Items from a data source
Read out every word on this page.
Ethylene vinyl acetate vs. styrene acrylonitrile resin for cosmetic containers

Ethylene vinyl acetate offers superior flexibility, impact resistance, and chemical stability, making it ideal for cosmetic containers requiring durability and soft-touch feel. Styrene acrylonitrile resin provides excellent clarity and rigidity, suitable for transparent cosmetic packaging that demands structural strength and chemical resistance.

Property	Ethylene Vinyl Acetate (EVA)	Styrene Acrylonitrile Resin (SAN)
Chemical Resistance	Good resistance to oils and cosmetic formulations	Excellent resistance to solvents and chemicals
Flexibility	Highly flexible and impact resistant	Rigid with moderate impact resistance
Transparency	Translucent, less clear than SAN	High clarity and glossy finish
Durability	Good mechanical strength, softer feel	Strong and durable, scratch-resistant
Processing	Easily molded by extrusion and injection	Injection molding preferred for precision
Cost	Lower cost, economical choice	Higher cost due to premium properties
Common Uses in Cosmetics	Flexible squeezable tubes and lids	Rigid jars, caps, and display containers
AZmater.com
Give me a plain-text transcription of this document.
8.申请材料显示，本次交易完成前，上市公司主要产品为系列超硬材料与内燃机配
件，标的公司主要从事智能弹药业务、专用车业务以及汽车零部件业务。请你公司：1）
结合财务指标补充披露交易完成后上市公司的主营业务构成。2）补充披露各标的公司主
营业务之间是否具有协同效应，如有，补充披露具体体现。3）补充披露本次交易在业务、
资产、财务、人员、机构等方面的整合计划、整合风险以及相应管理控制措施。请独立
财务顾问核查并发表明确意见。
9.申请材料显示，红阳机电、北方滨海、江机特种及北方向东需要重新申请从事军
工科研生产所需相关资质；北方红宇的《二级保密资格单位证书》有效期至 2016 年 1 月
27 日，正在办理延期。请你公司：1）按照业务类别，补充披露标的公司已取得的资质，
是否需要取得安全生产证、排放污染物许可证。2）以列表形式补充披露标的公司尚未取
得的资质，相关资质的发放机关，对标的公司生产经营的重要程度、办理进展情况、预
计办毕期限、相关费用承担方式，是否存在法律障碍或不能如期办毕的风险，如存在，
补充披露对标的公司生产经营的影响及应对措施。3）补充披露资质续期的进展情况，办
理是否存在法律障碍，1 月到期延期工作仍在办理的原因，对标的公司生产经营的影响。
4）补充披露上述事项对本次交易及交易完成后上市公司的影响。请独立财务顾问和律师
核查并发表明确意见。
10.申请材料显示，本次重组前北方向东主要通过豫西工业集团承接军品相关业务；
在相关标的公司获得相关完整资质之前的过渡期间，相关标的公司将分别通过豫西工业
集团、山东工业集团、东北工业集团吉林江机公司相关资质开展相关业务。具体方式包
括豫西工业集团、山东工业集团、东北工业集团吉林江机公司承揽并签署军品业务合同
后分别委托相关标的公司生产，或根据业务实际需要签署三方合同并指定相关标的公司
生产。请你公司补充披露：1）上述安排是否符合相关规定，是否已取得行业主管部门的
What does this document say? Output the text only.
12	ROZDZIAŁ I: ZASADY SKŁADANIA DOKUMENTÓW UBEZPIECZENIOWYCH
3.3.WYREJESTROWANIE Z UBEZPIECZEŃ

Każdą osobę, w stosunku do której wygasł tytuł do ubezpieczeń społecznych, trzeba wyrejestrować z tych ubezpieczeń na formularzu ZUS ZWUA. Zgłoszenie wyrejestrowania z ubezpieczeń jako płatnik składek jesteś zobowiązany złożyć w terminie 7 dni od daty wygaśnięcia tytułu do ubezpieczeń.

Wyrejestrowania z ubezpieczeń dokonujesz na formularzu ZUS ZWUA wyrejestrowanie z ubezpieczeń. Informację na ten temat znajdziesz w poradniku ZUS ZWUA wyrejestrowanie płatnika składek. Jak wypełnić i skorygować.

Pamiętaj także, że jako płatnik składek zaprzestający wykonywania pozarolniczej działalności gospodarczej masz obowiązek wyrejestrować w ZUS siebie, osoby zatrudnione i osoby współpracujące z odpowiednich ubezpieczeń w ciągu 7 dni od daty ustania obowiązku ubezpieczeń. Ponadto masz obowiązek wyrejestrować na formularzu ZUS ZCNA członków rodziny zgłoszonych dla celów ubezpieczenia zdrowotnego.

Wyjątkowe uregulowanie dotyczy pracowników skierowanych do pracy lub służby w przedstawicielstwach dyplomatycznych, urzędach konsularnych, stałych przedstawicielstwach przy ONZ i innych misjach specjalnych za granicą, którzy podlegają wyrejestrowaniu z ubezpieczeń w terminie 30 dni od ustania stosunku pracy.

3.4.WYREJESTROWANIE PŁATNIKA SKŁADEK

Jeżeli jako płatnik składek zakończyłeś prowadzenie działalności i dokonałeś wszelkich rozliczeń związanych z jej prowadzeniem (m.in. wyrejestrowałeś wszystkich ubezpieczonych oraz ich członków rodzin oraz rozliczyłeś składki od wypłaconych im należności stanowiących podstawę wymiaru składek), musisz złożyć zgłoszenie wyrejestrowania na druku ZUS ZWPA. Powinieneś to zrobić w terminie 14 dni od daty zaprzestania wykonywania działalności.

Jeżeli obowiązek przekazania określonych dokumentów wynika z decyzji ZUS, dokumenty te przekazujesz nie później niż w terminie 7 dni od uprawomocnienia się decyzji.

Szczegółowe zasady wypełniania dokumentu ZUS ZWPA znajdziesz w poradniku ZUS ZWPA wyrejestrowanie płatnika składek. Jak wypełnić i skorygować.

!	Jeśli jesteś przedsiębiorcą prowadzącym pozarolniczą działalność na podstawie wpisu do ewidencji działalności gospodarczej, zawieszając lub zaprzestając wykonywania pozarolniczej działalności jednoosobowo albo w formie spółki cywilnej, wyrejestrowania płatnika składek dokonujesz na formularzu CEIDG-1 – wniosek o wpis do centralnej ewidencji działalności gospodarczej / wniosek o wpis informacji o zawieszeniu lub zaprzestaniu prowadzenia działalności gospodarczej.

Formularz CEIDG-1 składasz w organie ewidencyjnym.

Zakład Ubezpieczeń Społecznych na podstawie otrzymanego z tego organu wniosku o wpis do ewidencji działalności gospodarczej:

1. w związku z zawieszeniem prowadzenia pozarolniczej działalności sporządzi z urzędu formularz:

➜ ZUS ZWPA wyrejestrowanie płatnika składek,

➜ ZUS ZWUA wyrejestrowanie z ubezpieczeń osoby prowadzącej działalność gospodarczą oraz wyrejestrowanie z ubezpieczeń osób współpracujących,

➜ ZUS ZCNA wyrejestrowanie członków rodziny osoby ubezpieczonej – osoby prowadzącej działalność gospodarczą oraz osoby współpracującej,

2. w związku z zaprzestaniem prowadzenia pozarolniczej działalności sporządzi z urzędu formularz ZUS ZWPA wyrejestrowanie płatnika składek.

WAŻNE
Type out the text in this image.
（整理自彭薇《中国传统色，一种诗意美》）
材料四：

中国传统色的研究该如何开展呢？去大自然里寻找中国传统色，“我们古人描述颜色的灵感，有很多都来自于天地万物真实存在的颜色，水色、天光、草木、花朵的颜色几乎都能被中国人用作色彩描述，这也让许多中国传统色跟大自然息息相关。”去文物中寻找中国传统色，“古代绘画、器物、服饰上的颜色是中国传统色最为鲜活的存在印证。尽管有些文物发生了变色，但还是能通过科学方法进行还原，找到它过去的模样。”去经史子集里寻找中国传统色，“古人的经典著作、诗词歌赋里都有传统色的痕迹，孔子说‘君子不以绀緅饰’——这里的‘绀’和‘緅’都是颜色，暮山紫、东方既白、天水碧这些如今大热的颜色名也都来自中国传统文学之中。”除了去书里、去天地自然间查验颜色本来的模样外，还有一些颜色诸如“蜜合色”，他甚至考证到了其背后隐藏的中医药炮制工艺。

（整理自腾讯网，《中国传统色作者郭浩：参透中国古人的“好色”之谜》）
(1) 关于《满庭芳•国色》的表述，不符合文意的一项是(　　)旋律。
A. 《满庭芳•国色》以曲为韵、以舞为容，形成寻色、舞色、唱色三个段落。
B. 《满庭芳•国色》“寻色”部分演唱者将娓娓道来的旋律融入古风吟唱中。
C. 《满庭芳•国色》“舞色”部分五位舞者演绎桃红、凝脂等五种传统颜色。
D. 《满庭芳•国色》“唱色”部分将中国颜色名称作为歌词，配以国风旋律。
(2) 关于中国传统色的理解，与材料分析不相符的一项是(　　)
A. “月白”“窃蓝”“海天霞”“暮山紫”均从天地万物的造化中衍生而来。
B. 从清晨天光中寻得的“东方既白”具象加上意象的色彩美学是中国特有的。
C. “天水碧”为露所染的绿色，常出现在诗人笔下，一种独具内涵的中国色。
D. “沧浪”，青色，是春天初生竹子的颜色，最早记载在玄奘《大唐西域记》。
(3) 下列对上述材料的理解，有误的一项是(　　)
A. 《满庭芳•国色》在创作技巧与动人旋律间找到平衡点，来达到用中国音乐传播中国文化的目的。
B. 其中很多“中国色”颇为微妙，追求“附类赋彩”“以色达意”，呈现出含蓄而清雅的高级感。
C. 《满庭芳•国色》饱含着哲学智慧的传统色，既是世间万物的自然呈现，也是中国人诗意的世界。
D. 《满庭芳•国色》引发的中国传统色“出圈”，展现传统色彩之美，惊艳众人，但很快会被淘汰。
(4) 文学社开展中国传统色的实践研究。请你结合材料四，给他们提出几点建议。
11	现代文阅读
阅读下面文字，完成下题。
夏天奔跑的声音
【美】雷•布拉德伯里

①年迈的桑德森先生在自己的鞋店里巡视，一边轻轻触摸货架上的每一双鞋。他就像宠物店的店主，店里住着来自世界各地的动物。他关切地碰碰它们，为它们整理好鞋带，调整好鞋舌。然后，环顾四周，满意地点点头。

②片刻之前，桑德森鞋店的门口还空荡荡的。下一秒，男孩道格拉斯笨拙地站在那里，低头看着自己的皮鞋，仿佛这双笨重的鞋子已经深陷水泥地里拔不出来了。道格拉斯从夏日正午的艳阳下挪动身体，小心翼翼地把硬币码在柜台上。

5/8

What the task requires
Return the lines from the line containing "Type out the text in this image." to the end of the entries above, exactly as they appear and with no other output.

Completed task
Type out the text in this image.
（整理自彭薇《中国传统色，一种诗意美》）
材料四：

中国传统色的研究该如何开展呢？去大自然里寻找中国传统色，“我们古人描述颜色的灵感，有很多都来自于天地万物真实存在的颜色，水色、天光、草木、花朵的颜色几乎都能被中国人用作色彩描述，这也让许多中国传统色跟大自然息息相关。”去文物中寻找中国传统色，“古代绘画、器物、服饰上的颜色是中国传统色最为鲜活的存在印证。尽管有些文物发生了变色，但还是能通过科学方法进行还原，找到它过去的模样。”去经史子集里寻找中国传统色，“古人的经典著作、诗词歌赋里都有传统色的痕迹，孔子说‘君子不以绀緅饰’——这里的‘绀’和‘緅’都是颜色，暮山紫、东方既白、天水碧这些如今大热的颜色名也都来自中国传统文学之中。”除了去书里、去天地自然间查验颜色本来的模样外，还有一些颜色诸如“蜜合色”，他甚至考证到了其背后隐藏的中医药炮制工艺。

（整理自腾讯网，《中国传统色作者郭浩：参透中国古人的“好色”之谜》）
(1) 关于《满庭芳•国色》的表述，不符合文意的一项是(　　)旋律。
A. 《满庭芳•国色》以曲为韵、以舞为容，形成寻色、舞色、唱色三个段落。
B. 《满庭芳•国色》“寻色”部分演唱者将娓娓道来的旋律融入古风吟唱中。
C. 《满庭芳•国色》“舞色”部分五位舞者演绎桃红、凝脂等五种传统颜色。
D. 《满庭芳•国色》“唱色”部分将中国颜色名称作为歌词，配以国风旋律。
(2) 关于中国传统色的理解，与材料分析不相符的一项是(　　)
A. “月白”“窃蓝”“海天霞”“暮山紫”均从天地万物的造化中衍生而来。
B. 从清晨天光中寻得的“东方既白”具象加上意象的色彩美学是中国特有的。
C. “天水碧”为露所染的绿色，常出现在诗人笔下，一种独具内涵的中国色。
D. “沧浪”，青色，是春天初生竹子的颜色，最早记载在玄奘《大唐西域记》。
(3) 下列对上述材料的理解，有误的一项是(　　)
A. 《满庭芳•国色》在创作技巧与动人旋律间找到平衡点，来达到用中国音乐传播中国文化的目的。
B. 其中很多“中国色”颇为微妙，追求“附类赋彩”“以色达意”，呈现出含蓄而清雅的高级感。
C. 《满庭芳•国色》饱含着哲学智慧的传统色，既是世间万物的自然呈现，也是中国人诗意的世界。
D. 《满庭芳•国色》引发的中国传统色“出圈”，展现传统色彩之美，惊艳众人，但很快会被淘汰。
(4) 文学社开展中国传统色的实践研究。请你结合材料四，给他们提出几点建议。
11	现代文阅读
阅读下面文字，完成下题。
夏天奔跑的声音
【美】雷•布拉德伯里

①年迈的桑德森先生在自己的鞋店里巡视，一边轻轻触摸货架上的每一双鞋。他就像宠物店的店主，店里住着来自世界各地的动物。他关切地碰碰它们，为它们整理好鞋带，调整好鞋舌。然后，环顾四周，满意地点点头。

②片刻之前，桑德森鞋店的门口还空荡荡的。下一秒，男孩道格拉斯笨拙地站在那里，低头看着自己的皮鞋，仿佛这双笨重的鞋子已经深陷水泥地里拔不出来了。道格拉斯从夏日正午的艳阳下挪动身体，小心翼翼地把硬币码在柜台上。

5/8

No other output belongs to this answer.